=== YOUR INSTRUCTIONS ===
Your task is to repeat all of the data exactly while excluding the pictures.

# Start of STORED ROWS

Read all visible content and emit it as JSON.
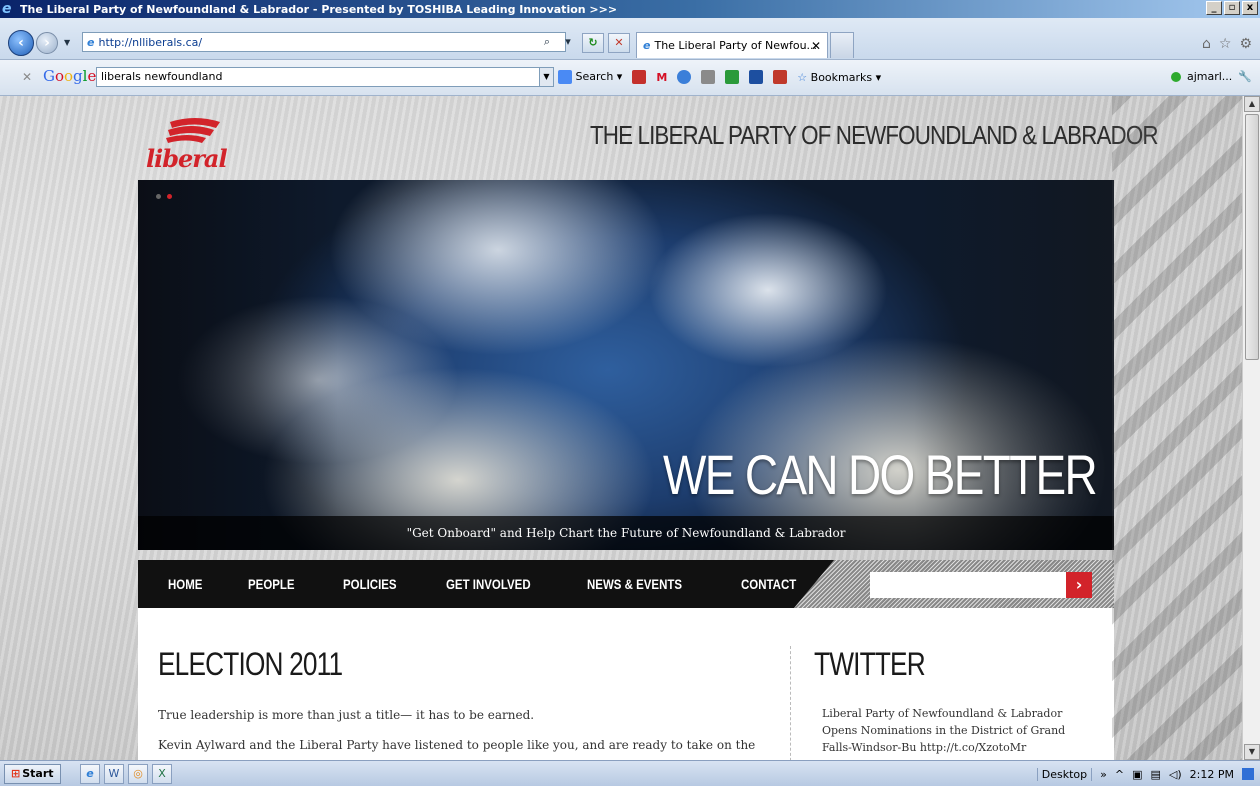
{
  "window": {
    "title": "The Liberal Party of Newfoundland & Labrador - Presented by TOSHIBA Leading Innovation >>>",
    "min_btn": "_",
    "max_btn": "▫",
    "close_btn": "x"
  },
  "addressbar": {
    "url": "http://nlliberals.ca/",
    "tab_title": "The Liberal Party of Newfou...",
    "tab_close": "✕"
  },
  "google_toolbar": {
    "query": "liberals newfoundland",
    "search_label": "Search",
    "bookmarks_label": "Bookmarks",
    "user_label": "ajmarl..."
  },
  "site": {
    "logo_text": "liberal",
    "title": "THE LIBERAL PARTY OF NEWFOUNDLAND & LABRADOR",
    "hero_headline": "WE CAN DO BETTER",
    "hero_caption": "\"Get Onboard\" and Help Chart the Future of Newfoundland & Labrador",
    "nav": [
      "HOME",
      "PEOPLE",
      "POLICIES",
      "GET INVOLVED",
      "NEWS & EVENTS",
      "CONTACT"
    ],
    "search_btn": "›"
  },
  "content": {
    "main_heading": "ELECTION 2011",
    "para1": "True leadership is more than just a title— it has to be earned.",
    "para2": "Kevin Aylward and the Liberal Party have listened to people like you, and are ready to take on the",
    "side_heading": "TWITTER",
    "tweet": "Liberal Party of Newfoundland & Labrador Opens Nominations in the District of Grand Falls-Windsor-Bu http://t.co/XzotoMr"
  },
  "taskbar": {
    "start_label": "Start",
    "desktop_label": "Desktop",
    "clock": "2:12 PM"
  },
  "colors": {
    "brand_red": "#d2232a",
    "nav_black": "#111111"
  }
}
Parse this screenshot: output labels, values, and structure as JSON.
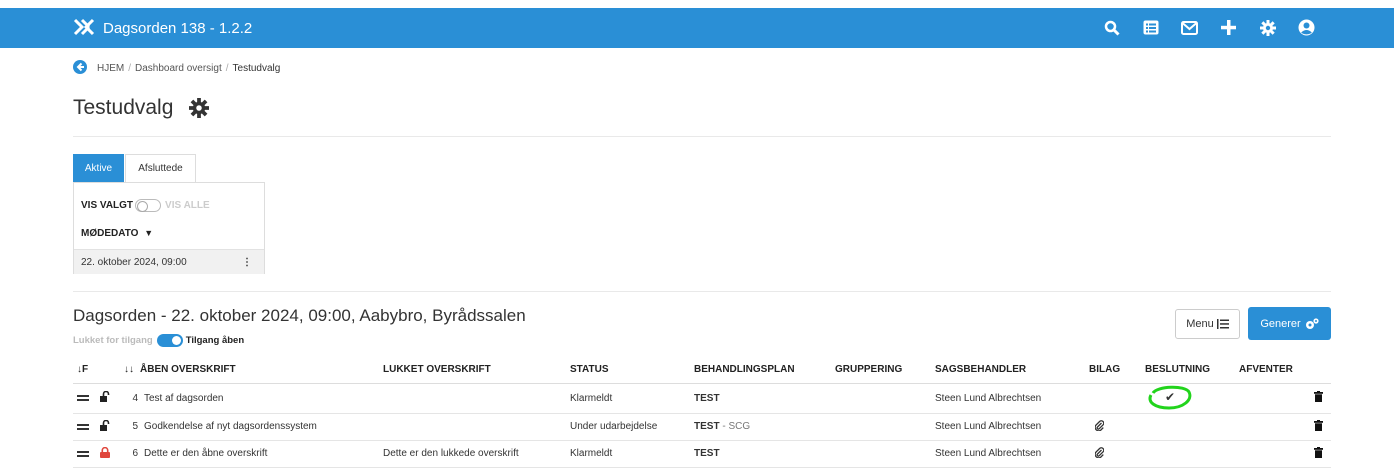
{
  "app": {
    "title": "Dagsorden 138 - 1.2.2",
    "accent": "#2a8fd6"
  },
  "nav_icons": [
    "search-icon",
    "list-icon",
    "mail-icon",
    "plus-icon",
    "gear-icon",
    "user-icon"
  ],
  "breadcrumb": {
    "home": "HJEM",
    "dashboard": "Dashboard oversigt",
    "current": "Testudvalg",
    "sep": "/"
  },
  "page": {
    "title": "Testudvalg"
  },
  "tabs": {
    "active": "Aktive",
    "closed": "Afsluttede"
  },
  "filter": {
    "left": "VIS VALGT",
    "right": "VIS ALLE",
    "sort_label": "MØDEDATO",
    "sort_arrow": "▼"
  },
  "meetings": [
    {
      "date": "22. oktober 2024, 09:00",
      "menu": "⋮"
    }
  ],
  "agenda": {
    "title": "Dagsorden - 22. oktober 2024, 09:00, Aabybro, Byrådssalen",
    "access_off": "Lukket for tilgang",
    "access_on": "Tilgang åben",
    "menu_button": "Menu",
    "generate_button": "Generer"
  },
  "table": {
    "headers": {
      "sort": "↓F",
      "order": "↓↓",
      "open_heading": "ÅBEN OVERSKRIFT",
      "closed_heading": "LUKKET OVERSKRIFT",
      "status": "STATUS",
      "plan": "BEHANDLINGSPLAN",
      "group": "GRUPPERING",
      "handler": "SAGSBEHANDLER",
      "attach": "BILAG",
      "decision": "BESLUTNING",
      "pending": "AFVENTER"
    },
    "rows": [
      {
        "num": "4",
        "lock": "unlocked",
        "open_heading": "Test af dagsorden",
        "closed_heading": "",
        "status": "Klarmeldt",
        "plan": "TEST",
        "plan_extra": "",
        "group": "",
        "handler": "Steen Lund Albrechtsen",
        "attachment": false,
        "decision": "✔"
      },
      {
        "num": "5",
        "lock": "unlocked",
        "open_heading": "Godkendelse af nyt dagsordenssystem",
        "closed_heading": "",
        "status": "Under udarbejdelse",
        "plan": "TEST",
        "plan_extra": " - SCG",
        "group": "",
        "handler": "Steen Lund Albrechtsen",
        "attachment": true,
        "decision": ""
      },
      {
        "num": "6",
        "lock": "locked",
        "open_heading": "Dette er den åbne overskrift",
        "closed_heading": "Dette er den lukkede overskrift",
        "status": "Klarmeldt",
        "plan": "TEST",
        "plan_extra": "",
        "group": "",
        "handler": "Steen Lund Albrechtsen",
        "attachment": true,
        "decision": ""
      }
    ]
  },
  "colors": {
    "lock_locked": "#e0463c",
    "highlight": "#22d41c"
  }
}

# End of STORED ROWS

=== SOLUTION TO THIS PROBLEM ===
Read all visible content and emit it as JSON.
{
  "window": {
    "title": "The Liberal Party of Newfoundland & Labrador - Presented by TOSHIBA Leading Innovation >>>",
    "min_btn": "_",
    "max_btn": "▫",
    "close_btn": "x"
  },
  "addressbar": {
    "url": "http://nlliberals.ca/",
    "tab_title": "The Liberal Party of Newfou...",
    "tab_close": "✕"
  },
  "google_toolbar": {
    "query": "liberals newfoundland",
    "search_label": "Search",
    "bookmarks_label": "Bookmarks",
    "user_label": "ajmarl..."
  },
  "site": {
    "logo_text": "liberal",
    "title": "THE LIBERAL PARTY OF NEWFOUNDLAND & LABRADOR",
    "hero_headline": "WE CAN DO BETTER",
    "hero_caption": "\"Get Onboard\" and Help Chart the Future of Newfoundland & Labrador",
    "nav": [
      "HOME",
      "PEOPLE",
      "POLICIES",
      "GET INVOLVED",
      "NEWS & EVENTS",
      "CONTACT"
    ],
    "search_btn": "›"
  },
  "content": {
    "main_heading": "ELECTION 2011",
    "para1": "True leadership is more than just a title— it has to be earned.",
    "para2": "Kevin Aylward and the Liberal Party have listened to people like you, and are ready to take on the",
    "side_heading": "TWITTER",
    "tweet": "Liberal Party of Newfoundland & Labrador Opens Nominations in the District of Grand Falls-Windsor-Bu http://t.co/XzotoMr"
  },
  "taskbar": {
    "start_label": "Start",
    "desktop_label": "Desktop",
    "clock": "2:12 PM"
  },
  "colors": {
    "brand_red": "#d2232a",
    "nav_black": "#111111"
  }
}
Parse this screenshot: output labels, values, and structure as JSON.
{
  "app": {
    "title": "Dagsorden 138 - 1.2.2",
    "accent": "#2a8fd6"
  },
  "nav_icons": [
    "search-icon",
    "list-icon",
    "mail-icon",
    "plus-icon",
    "gear-icon",
    "user-icon"
  ],
  "breadcrumb": {
    "home": "HJEM",
    "dashboard": "Dashboard oversigt",
    "current": "Testudvalg",
    "sep": "/"
  },
  "page": {
    "title": "Testudvalg"
  },
  "tabs": {
    "active": "Aktive",
    "closed": "Afsluttede"
  },
  "filter": {
    "left": "VIS VALGT",
    "right": "VIS ALLE",
    "sort_label": "MØDEDATO",
    "sort_arrow": "▼"
  },
  "meetings": [
    {
      "date": "22. oktober 2024, 09:00",
      "menu": "⋮"
    }
  ],
  "agenda": {
    "title": "Dagsorden - 22. oktober 2024, 09:00, Aabybro, Byrådssalen",
    "access_off": "Lukket for tilgang",
    "access_on": "Tilgang åben",
    "menu_button": "Menu",
    "generate_button": "Generer"
  },
  "table": {
    "headers": {
      "sort": "↓F",
      "order": "↓↓",
      "open_heading": "ÅBEN OVERSKRIFT",
      "closed_heading": "LUKKET OVERSKRIFT",
      "status": "STATUS",
      "plan": "BEHANDLINGSPLAN",
      "group": "GRUPPERING",
      "handler": "SAGSBEHANDLER",
      "attach": "BILAG",
      "decision": "BESLUTNING",
      "pending": "AFVENTER"
    },
    "rows": [
      {
        "num": "4",
        "lock": "unlocked",
        "open_heading": "Test af dagsorden",
        "closed_heading": "",
        "status": "Klarmeldt",
        "plan": "TEST",
        "plan_extra": "",
        "group": "",
        "handler": "Steen Lund Albrechtsen",
        "attachment": false,
        "decision": "✔"
      },
      {
        "num": "5",
        "lock": "unlocked",
        "open_heading": "Godkendelse af nyt dagsordenssystem",
        "closed_heading": "",
        "status": "Under udarbejdelse",
        "plan": "TEST",
        "plan_extra": " - SCG",
        "group": "",
        "handler": "Steen Lund Albrechtsen",
        "attachment": true,
        "decision": ""
      },
      {
        "num": "6",
        "lock": "locked",
        "open_heading": "Dette er den åbne overskrift",
        "closed_heading": "Dette er den lukkede overskrift",
        "status": "Klarmeldt",
        "plan": "TEST",
        "plan_extra": "",
        "group": "",
        "handler": "Steen Lund Albrechtsen",
        "attachment": true,
        "decision": ""
      }
    ]
  },
  "colors": {
    "lock_locked": "#e0463c",
    "highlight": "#22d41c"
  }
}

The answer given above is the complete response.